- [Exercise goal]: Copy out the entries below in full and exactly.

- [Information provided]:
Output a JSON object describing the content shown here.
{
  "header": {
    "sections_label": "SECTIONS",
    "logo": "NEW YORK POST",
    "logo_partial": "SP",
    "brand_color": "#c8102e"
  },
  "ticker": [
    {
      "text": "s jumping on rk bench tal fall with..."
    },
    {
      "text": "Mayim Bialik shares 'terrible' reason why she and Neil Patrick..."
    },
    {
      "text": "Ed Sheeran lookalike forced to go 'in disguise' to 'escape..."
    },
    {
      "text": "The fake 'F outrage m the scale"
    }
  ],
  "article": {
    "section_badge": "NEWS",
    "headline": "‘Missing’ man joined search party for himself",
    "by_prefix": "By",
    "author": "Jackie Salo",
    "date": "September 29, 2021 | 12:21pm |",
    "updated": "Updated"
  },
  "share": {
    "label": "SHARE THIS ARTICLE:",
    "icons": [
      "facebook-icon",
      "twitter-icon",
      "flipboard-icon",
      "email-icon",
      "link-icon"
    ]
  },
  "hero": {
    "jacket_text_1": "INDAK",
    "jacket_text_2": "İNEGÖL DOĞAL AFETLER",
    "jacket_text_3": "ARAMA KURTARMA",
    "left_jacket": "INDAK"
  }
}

- [Correct output]:
Output a JSON object describing the content shown here.
{
  "header": {
    "sections_label": "SECTIONS",
    "logo": "NEW YORK POST",
    "logo_partial": "SP",
    "brand_color": "#c8102e"
  },
  "ticker": [
    {
      "text": "s jumping on rk bench tal fall with..."
    },
    {
      "text": "Mayim Bialik shares 'terrible' reason why she and Neil Patrick..."
    },
    {
      "text": "Ed Sheeran lookalike forced to go 'in disguise' to 'escape..."
    },
    {
      "text": "The fake 'F outrage m the scale"
    }
  ],
  "article": {
    "section_badge": "NEWS",
    "headline": "‘Missing’ man joined search party for himself",
    "by_prefix": "By",
    "author": "Jackie Salo",
    "date": "September 29, 2021 | 12:21pm |",
    "updated": "Updated"
  },
  "share": {
    "label": "SHARE THIS ARTICLE:",
    "icons": [
      "facebook-icon",
      "twitter-icon",
      "flipboard-icon",
      "email-icon",
      "link-icon"
    ]
  },
  "hero": {
    "jacket_text_1": "INDAK",
    "jacket_text_2": "İNEGÖL DOĞAL AFETLER",
    "jacket_text_3": "ARAMA KURTARMA",
    "left_jacket": "INDAK"
  }
}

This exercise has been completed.